▶
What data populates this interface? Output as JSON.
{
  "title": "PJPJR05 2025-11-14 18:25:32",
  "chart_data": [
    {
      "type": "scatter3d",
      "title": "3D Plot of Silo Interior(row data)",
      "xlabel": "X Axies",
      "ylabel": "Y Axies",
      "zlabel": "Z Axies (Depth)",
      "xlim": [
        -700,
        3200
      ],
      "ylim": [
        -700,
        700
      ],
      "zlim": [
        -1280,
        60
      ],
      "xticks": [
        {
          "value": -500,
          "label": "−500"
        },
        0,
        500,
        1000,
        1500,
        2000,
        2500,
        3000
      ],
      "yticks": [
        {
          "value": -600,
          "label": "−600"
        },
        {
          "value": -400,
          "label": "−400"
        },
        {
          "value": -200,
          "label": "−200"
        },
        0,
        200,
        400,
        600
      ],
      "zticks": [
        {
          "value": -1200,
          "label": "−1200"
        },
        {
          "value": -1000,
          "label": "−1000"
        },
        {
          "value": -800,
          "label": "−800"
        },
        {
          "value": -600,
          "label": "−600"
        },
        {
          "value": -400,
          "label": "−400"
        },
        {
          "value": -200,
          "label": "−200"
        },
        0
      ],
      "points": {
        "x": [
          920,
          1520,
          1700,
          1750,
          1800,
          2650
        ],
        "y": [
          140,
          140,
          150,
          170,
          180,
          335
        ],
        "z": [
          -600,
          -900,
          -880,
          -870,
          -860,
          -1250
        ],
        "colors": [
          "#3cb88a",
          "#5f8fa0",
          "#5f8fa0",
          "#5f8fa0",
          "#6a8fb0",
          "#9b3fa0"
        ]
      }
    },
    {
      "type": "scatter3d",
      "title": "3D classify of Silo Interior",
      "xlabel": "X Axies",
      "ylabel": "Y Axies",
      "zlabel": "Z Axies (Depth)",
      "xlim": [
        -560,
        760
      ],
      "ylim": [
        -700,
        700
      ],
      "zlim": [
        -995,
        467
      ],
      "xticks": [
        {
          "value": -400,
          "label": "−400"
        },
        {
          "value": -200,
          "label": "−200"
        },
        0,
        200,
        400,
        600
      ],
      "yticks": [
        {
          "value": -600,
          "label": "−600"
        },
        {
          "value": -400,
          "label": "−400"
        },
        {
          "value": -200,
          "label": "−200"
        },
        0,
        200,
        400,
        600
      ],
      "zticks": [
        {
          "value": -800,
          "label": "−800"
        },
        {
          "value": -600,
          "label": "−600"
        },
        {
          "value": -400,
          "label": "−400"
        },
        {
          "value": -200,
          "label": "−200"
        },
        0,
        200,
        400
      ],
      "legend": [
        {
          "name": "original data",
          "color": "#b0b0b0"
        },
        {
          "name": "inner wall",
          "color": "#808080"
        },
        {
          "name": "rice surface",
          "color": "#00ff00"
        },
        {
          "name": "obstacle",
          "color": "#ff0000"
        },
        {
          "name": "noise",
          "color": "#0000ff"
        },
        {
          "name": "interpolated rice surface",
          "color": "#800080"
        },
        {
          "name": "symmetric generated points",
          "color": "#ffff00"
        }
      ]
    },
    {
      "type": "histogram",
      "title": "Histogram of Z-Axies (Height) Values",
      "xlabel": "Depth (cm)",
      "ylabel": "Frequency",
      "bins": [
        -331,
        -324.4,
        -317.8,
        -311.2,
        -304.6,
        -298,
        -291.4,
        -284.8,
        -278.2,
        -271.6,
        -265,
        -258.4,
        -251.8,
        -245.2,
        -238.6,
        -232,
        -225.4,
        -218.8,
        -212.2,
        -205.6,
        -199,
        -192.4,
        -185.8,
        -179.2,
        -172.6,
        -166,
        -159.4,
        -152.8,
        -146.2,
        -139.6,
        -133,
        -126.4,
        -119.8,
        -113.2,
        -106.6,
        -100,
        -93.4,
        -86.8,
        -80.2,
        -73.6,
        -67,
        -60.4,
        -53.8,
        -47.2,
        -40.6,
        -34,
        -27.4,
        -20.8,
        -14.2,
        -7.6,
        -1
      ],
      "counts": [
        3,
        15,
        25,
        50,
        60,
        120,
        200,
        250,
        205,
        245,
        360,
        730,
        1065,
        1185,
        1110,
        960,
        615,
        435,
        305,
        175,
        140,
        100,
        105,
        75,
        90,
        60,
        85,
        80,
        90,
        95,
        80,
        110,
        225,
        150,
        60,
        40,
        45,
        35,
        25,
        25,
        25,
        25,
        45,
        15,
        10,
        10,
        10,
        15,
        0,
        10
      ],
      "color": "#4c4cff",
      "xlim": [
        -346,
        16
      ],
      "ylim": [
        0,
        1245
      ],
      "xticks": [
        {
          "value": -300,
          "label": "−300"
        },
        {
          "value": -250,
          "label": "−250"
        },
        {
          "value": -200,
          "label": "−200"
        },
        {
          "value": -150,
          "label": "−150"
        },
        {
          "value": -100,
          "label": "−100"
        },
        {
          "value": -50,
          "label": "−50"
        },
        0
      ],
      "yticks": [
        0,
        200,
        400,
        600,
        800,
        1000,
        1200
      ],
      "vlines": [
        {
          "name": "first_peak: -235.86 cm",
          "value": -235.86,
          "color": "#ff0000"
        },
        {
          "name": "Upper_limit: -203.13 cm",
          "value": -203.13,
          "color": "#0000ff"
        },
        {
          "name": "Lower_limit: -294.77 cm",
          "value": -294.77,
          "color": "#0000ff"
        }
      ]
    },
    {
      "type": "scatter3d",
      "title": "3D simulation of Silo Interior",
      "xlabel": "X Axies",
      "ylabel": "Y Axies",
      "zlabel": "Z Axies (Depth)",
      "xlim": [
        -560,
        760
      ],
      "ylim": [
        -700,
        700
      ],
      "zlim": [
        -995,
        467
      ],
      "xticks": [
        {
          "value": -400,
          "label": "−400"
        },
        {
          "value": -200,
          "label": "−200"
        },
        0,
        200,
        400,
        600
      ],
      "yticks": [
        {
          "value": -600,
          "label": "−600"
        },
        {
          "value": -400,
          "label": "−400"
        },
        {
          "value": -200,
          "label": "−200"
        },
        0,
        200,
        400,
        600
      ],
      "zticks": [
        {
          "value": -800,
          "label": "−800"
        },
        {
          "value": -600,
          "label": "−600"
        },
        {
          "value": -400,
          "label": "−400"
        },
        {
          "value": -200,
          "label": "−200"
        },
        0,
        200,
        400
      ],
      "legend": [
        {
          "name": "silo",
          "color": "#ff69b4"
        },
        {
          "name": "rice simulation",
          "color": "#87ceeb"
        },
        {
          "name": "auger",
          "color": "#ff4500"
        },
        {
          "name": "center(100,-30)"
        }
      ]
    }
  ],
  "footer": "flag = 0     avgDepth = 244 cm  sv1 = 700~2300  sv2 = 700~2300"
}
◀
__Written problem__:
Among the lines of the material above, how many include the string "Interior"? Report only that number.

__Result of this task__:
3